TASK REQUIREMENTS: Reproduce the full listing below unchanged, apart from the pictures.

Dataset excerpts:
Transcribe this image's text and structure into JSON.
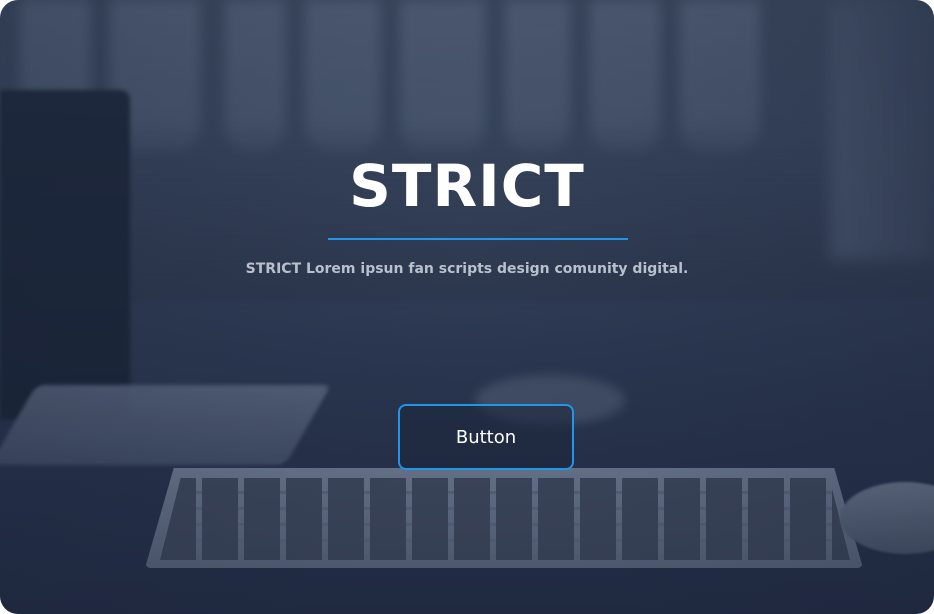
{
  "hero": {
    "title": "STRICT",
    "subtitle": "STRICT Lorem ipsun fan scripts design comunity digital.",
    "button_label": "Button"
  },
  "colors": {
    "accent": "#2196e8",
    "overlay": "#2a3650",
    "title_text": "#ffffff",
    "subtitle_text": "#b9c0cc"
  },
  "background": {
    "image_subject": "blurred desk photo with keyboard and laptop"
  }
}
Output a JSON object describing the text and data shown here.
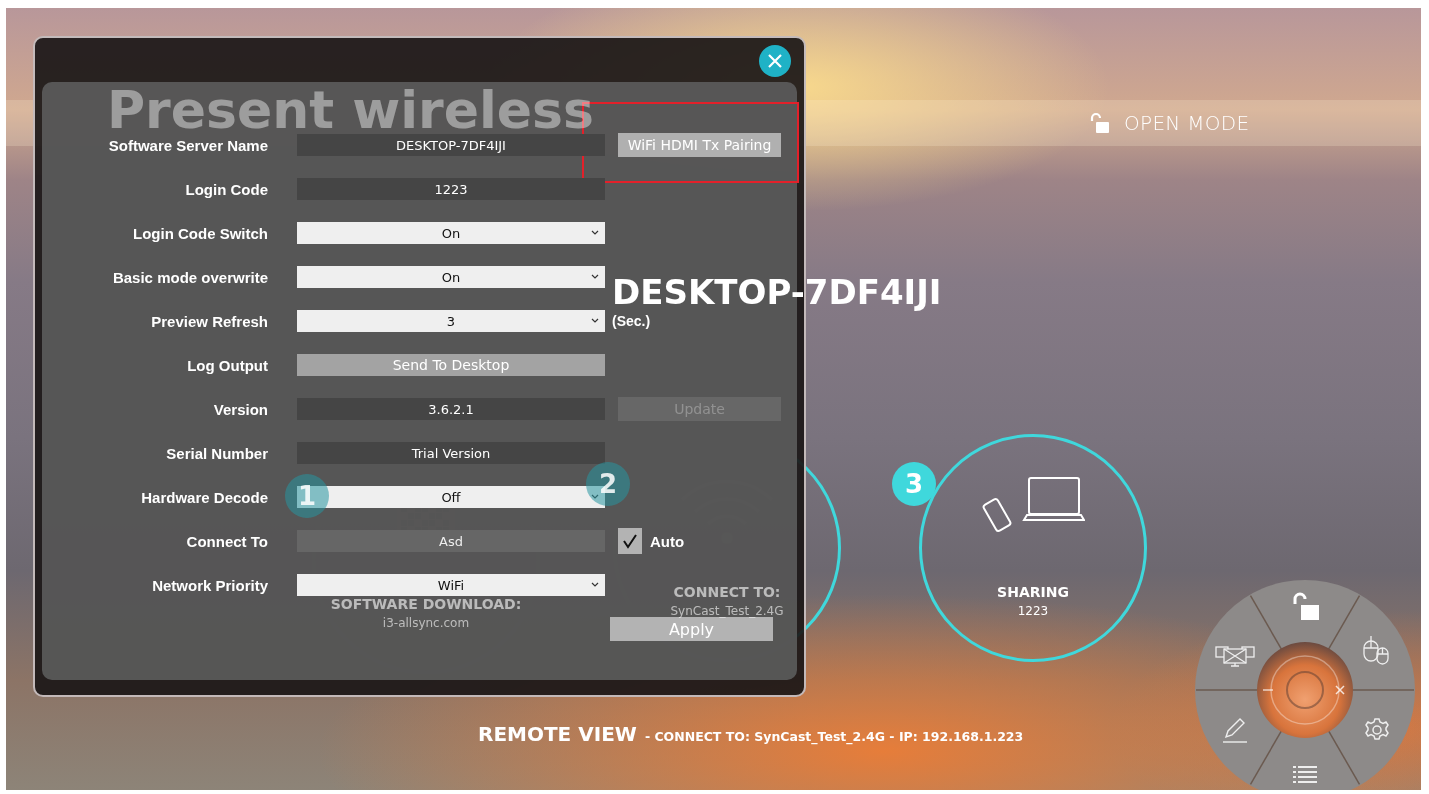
{
  "top_bar": {
    "mode": "OPEN MODE"
  },
  "backdrop": {
    "heading": "Present wireless",
    "host_name": "DESKTOP-7DF4IJI"
  },
  "steps": [
    {
      "number": "1",
      "kind": "download",
      "title": "SOFTWARE DOWNLOAD:",
      "detail": "i3-allsync.com"
    },
    {
      "number": "2",
      "kind": "wifi",
      "title": "CONNECT TO:",
      "detail": "SynCast_Test_2.4G"
    },
    {
      "number": "3",
      "kind": "sharing",
      "title": "SHARING",
      "detail": "1223"
    }
  ],
  "settings": {
    "rows": [
      {
        "label": "Software Server Name",
        "kind": "text",
        "value": "DESKTOP-7DF4IJI",
        "action": {
          "kind": "button",
          "label": "WiFi HDMI Tx Pairing",
          "disabled": false,
          "highlighted": true
        }
      },
      {
        "label": "Login Code",
        "kind": "text",
        "value": "1223"
      },
      {
        "label": "Login Code Switch",
        "kind": "select",
        "value": "On"
      },
      {
        "label": "Basic mode overwrite",
        "kind": "select",
        "value": "On"
      },
      {
        "label": "Preview Refresh",
        "kind": "select",
        "value": "3",
        "action": {
          "kind": "unit",
          "label": "(Sec.)"
        }
      },
      {
        "label": "Log Output",
        "kind": "button",
        "value": "Send To Desktop"
      },
      {
        "label": "Version",
        "kind": "text",
        "value": "3.6.2.1",
        "action": {
          "kind": "button",
          "label": "Update",
          "disabled": true,
          "highlighted": false
        }
      },
      {
        "label": "Serial Number",
        "kind": "text",
        "value": "Trial Version"
      },
      {
        "label": "Hardware Decode",
        "kind": "select",
        "value": "Off"
      },
      {
        "label": "Connect To",
        "kind": "text",
        "value": "Asd",
        "disabled": true,
        "action": {
          "kind": "checkbox",
          "label": "Auto",
          "checked": true
        }
      },
      {
        "label": "Network Priority",
        "kind": "select",
        "value": "WiFi"
      }
    ],
    "apply": "Apply"
  },
  "footer": {
    "title": "REMOTE VIEW",
    "detail": "- CONNECT TO: SynCast_Test_2.4G - IP: 192.168.1.223"
  }
}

TASK SOLUTION:
Transcribe this image's text and structure into JSON.
{
  "hero": {
    "title": "STRICT",
    "subtitle": "STRICT Lorem ipsun fan scripts design comunity digital.",
    "button_label": "Button"
  },
  "colors": {
    "accent": "#2196e8",
    "overlay": "#2a3650",
    "title_text": "#ffffff",
    "subtitle_text": "#b9c0cc"
  },
  "background": {
    "image_subject": "blurred desk photo with keyboard and laptop"
  }
}
Output a JSON object describing the text and data shown here.
{
  "top_bar": {
    "mode": "OPEN MODE"
  },
  "backdrop": {
    "heading": "Present wireless",
    "host_name": "DESKTOP-7DF4IJI"
  },
  "steps": [
    {
      "number": "1",
      "kind": "download",
      "title": "SOFTWARE DOWNLOAD:",
      "detail": "i3-allsync.com"
    },
    {
      "number": "2",
      "kind": "wifi",
      "title": "CONNECT TO:",
      "detail": "SynCast_Test_2.4G"
    },
    {
      "number": "3",
      "kind": "sharing",
      "title": "SHARING",
      "detail": "1223"
    }
  ],
  "settings": {
    "rows": [
      {
        "label": "Software Server Name",
        "kind": "text",
        "value": "DESKTOP-7DF4IJI",
        "action": {
          "kind": "button",
          "label": "WiFi HDMI Tx Pairing",
          "disabled": false,
          "highlighted": true
        }
      },
      {
        "label": "Login Code",
        "kind": "text",
        "value": "1223"
      },
      {
        "label": "Login Code Switch",
        "kind": "select",
        "value": "On"
      },
      {
        "label": "Basic mode overwrite",
        "kind": "select",
        "value": "On"
      },
      {
        "label": "Preview Refresh",
        "kind": "select",
        "value": "3",
        "action": {
          "kind": "unit",
          "label": "(Sec.)"
        }
      },
      {
        "label": "Log Output",
        "kind": "button",
        "value": "Send To Desktop"
      },
      {
        "label": "Version",
        "kind": "text",
        "value": "3.6.2.1",
        "action": {
          "kind": "button",
          "label": "Update",
          "disabled": true,
          "highlighted": false
        }
      },
      {
        "label": "Serial Number",
        "kind": "text",
        "value": "Trial Version"
      },
      {
        "label": "Hardware Decode",
        "kind": "select",
        "value": "Off"
      },
      {
        "label": "Connect To",
        "kind": "text",
        "value": "Asd",
        "disabled": true,
        "action": {
          "kind": "checkbox",
          "label": "Auto",
          "checked": true
        }
      },
      {
        "label": "Network Priority",
        "kind": "select",
        "value": "WiFi"
      }
    ],
    "apply": "Apply"
  },
  "footer": {
    "title": "REMOTE VIEW",
    "detail": "- CONNECT TO: SynCast_Test_2.4G - IP: 192.168.1.223"
  }
}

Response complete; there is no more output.